### Instruksi Tertulis 1
Tuliskan kembali bagian kutipan tentang utang Yunani yang dibuka dengan kata-kata berisi "Kondisi itu bukan" dan ditutup dengan "menerapkan pengetatan ekstrem.". Dalam bagian itu, tukarlah "pengetatan ekstrem" dengan "penghematan ketat".
### Instruksi Tertulis 2
Tentukan apakah setiap pernyataan berikut sesuai dengan kutipan tentang utang Yunani. Jawab ya atau tidak, lalu sertakan kata-kata penentu dari kutipan itu.
(a) Sebesar 53 persen utang Yunani akan dibiayai oleh kreditur swasta.
(b) Menteri Keuangan Yunani menyamakan krisis tersebut dengan krisis di Meksiko.
(c) Penghapusan utang dinilai sudah cukup untuk menurunkan utang Yunani ke level yang dapat dicicil dalam jangka waktu lama.
### Instruksi Tertulis 3
Teruskan kutipan tentang utang Yunani, dimulai tepat setelah kalimat terakhirnya.

### Kutipan Terpilih
========================
Sebagai langkah kompromi, bank-bank diminta menerima bahwa 53 persen dari utang Yunani akan dibiayai kreditur swasta. kebijakan itu memungkinkan Fasilitas Stabilitas Keuangan Eropa (EFSF) meningkatkan pendapatan hingga 1 triliun meski harus meminta bank-bank Eropa untuk kehilangan modalnya, yakni diperkiraan sebesar 9 persen. Masalahnya, ekonomi Yunani saat ini dinilai begitu buruk sehingga penghapusan utang itu masih belum cukup untuk mengurangi utang Yunani ke dalam level yang dapat dicicil dalam jangka waktu lama.
Kondisi itu bukan tak disadari sendiri oleh Yunani. “Orang-orang mengira, krisis yang saat ini kita alami adalah persoalan potongan gaji, pensiun dan pendapatan hingga prospek rendah bagi pemuda,” ujar Menteri Keuangan Yunani, Evangelos Venizelos. “Sayangnya, itu bukan krisis. Semua tadi adalah sebuah upaya sulit untuk mengatasi krisis. Karena krisis ini serupa Argentina, keruntuhan total ekonomi, lembaga dan jaringan masyarakat serta produktivitas berbasis negara.”
Sebagai penerima dana talangan, Yunani dihadapkan pada sederet persyaratan serius hingga membuat negara itu menerapkan pengetatan ekstrem.
========================
### Entri Wilayah Berlabel
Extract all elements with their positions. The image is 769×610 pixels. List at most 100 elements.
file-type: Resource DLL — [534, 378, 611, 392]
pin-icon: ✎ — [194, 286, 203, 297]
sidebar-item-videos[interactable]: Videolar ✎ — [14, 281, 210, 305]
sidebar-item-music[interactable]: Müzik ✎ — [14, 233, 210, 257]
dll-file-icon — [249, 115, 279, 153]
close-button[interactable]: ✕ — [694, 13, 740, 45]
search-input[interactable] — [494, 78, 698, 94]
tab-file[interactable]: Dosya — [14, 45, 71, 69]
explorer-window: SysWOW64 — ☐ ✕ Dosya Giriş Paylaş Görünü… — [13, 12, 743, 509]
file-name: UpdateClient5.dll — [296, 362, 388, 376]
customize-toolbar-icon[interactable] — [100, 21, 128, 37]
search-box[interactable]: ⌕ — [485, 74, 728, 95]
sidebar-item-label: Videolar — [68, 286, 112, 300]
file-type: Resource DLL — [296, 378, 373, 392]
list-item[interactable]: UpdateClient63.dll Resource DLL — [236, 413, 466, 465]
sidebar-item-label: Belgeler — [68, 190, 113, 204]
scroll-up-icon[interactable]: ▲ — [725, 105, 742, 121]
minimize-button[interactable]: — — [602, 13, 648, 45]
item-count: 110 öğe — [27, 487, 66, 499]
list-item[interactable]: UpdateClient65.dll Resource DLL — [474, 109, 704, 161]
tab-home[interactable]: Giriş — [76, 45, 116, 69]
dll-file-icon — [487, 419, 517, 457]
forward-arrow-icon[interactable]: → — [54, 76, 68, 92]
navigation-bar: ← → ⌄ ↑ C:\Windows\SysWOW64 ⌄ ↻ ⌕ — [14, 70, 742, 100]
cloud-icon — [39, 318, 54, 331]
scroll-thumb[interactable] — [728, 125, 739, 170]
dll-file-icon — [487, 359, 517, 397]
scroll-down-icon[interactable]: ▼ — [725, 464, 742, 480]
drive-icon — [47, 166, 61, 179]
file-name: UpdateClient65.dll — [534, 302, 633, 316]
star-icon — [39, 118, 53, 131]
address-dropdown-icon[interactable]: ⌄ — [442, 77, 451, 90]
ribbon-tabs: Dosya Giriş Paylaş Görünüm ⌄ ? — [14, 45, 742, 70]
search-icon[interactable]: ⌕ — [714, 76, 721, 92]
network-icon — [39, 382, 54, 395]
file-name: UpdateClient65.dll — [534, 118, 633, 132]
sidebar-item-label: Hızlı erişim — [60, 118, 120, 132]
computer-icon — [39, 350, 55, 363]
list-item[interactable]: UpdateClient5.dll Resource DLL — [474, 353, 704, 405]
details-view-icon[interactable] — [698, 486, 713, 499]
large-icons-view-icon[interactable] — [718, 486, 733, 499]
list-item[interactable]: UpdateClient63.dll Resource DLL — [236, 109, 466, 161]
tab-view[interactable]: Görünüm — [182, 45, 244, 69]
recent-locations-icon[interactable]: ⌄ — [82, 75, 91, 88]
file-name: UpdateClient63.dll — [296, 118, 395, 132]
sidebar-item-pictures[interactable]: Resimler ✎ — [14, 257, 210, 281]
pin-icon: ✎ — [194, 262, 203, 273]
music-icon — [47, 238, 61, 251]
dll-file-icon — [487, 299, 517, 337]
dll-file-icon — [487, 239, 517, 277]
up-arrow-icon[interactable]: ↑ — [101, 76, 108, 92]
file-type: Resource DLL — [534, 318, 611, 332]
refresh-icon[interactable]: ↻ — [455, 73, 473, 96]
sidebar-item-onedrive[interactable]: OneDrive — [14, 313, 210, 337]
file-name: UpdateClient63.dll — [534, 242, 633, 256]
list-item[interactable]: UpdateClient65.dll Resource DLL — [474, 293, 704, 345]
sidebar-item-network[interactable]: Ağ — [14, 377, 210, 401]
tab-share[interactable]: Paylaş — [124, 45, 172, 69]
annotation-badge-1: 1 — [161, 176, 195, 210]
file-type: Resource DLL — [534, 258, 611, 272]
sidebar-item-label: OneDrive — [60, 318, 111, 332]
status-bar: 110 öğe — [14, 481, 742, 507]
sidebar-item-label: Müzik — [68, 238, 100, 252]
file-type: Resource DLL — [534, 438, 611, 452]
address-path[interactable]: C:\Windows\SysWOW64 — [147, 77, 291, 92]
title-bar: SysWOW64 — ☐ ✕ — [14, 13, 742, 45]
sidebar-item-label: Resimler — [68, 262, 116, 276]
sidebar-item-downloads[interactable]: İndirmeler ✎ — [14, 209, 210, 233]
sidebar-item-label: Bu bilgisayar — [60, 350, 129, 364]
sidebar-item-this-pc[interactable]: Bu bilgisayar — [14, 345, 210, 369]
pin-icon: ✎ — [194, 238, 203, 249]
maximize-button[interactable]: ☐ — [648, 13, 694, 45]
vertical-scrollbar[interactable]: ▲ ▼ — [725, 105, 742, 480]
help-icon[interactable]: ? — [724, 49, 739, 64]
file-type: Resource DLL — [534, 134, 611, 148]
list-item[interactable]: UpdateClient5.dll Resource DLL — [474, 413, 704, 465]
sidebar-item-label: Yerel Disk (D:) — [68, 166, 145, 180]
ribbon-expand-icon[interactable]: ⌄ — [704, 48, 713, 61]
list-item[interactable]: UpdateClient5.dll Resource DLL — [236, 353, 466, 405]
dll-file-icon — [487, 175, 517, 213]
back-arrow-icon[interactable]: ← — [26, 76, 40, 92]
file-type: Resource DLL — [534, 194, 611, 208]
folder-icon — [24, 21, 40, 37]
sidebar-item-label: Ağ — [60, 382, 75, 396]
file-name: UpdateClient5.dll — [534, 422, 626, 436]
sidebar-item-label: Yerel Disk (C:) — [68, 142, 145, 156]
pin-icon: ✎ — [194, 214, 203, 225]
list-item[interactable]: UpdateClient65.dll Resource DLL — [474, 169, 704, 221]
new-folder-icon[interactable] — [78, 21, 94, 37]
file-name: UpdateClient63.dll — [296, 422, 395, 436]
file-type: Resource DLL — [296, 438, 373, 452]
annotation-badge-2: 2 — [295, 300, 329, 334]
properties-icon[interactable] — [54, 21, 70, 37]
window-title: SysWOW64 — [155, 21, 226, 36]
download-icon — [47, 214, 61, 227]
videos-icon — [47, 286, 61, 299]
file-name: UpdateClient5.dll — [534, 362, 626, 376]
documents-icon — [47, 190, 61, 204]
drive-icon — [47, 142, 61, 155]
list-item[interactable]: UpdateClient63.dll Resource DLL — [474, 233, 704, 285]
========================
### Jawaban 1
Kondisi itu bukan tak disadari sendiri oleh Yunani. “Orang-orang mengira, krisis yang saat ini kita alami adalah persoalan potongan gaji, pensiun dan pendapatan hingga prospek rendah bagi pemuda,” ujar Menteri Keuangan Yunani, Evangelos Venizelos. “Sayangnya, itu bukan krisis. Semua tadi adalah sebuah upaya sulit untuk mengatasi krisis. Karena krisis ini serupa Argentina, keruntuhan total ekonomi, lembaga dan jaringan masyarakat serta produktivitas berbasis negara.”
Sebagai penerima dana talangan, Yunani dihadapkan pada sederet persyaratan serius hingga membuat negara itu menerapkan penghematan ketat.

### Jawaban 2
(a) Ya: "53 persen dari utang Yunani akan dibiayai kreditur swasta"
(b) Tidak: "Karena krisis ini serupa Argentina"
(c) Tidak: "penghapusan utang itu masih belum cukup untuk mengurangi utang Yunani ke dalam level yang dapat dicicil dalam jangka waktu lama"

### Jawaban 3
Satu narasi yang bisa menggambarkan krisis bahw guncangan ini dimulai pertumbuhan nyata jumlah modal yang masuk ke investasi pada periode 2000-2007. Ketika itu, sumber dana global tetap berasal dari surat berharga (terutama obligasi dan SUN) meningkat dari 36 miliar dolar AS pada 2000 hingga 70 triliun dolar AS pada 2007.
‘Sumber keuangan raksasa’ ini bertambah ketika dana dari negara-negara berkembang dengan pertumbuhan tinggi memasuki pasar modal dunia. Saat itu, investor mencari keuntungan berdasarkan ketetapan (yield) lebih tinggi ketimbang persentase yang ditawarkan oleh obligasi dan surat utang milik
Departemen Keuangan AS.
Godaan terhadap sumber dana dari para investor global yang mencari yield lebih tinggi di pasar modal disambut oleh kebijakan dan mekanisme control yang berbeda bahkan berani memasang yield tinggi.
Perdangangan surat-surat berharga dan spekulasi demi mengejar keuntungan maksimal (biasanya dari kematangan yield atau yield of maturity) tadi mendorong gelembung demi gelembung bermunculan di penjuru negara khas praktik kapitalisme global. Tidak ada jaminan aset nyata diperdagangkan selain pembayaran investor saat jatuh tempo untuk menghasilkan keuntungan bagi investor lain.
Begitu gelembung meletus, persentase keuntungan turun, tetapi kewajiban terhadap investor global tidak berkurang. Kondisi itu memicu pertanyaan besar terkait kemampuan negara membayar utang dan kekokohan system perbankan mereka.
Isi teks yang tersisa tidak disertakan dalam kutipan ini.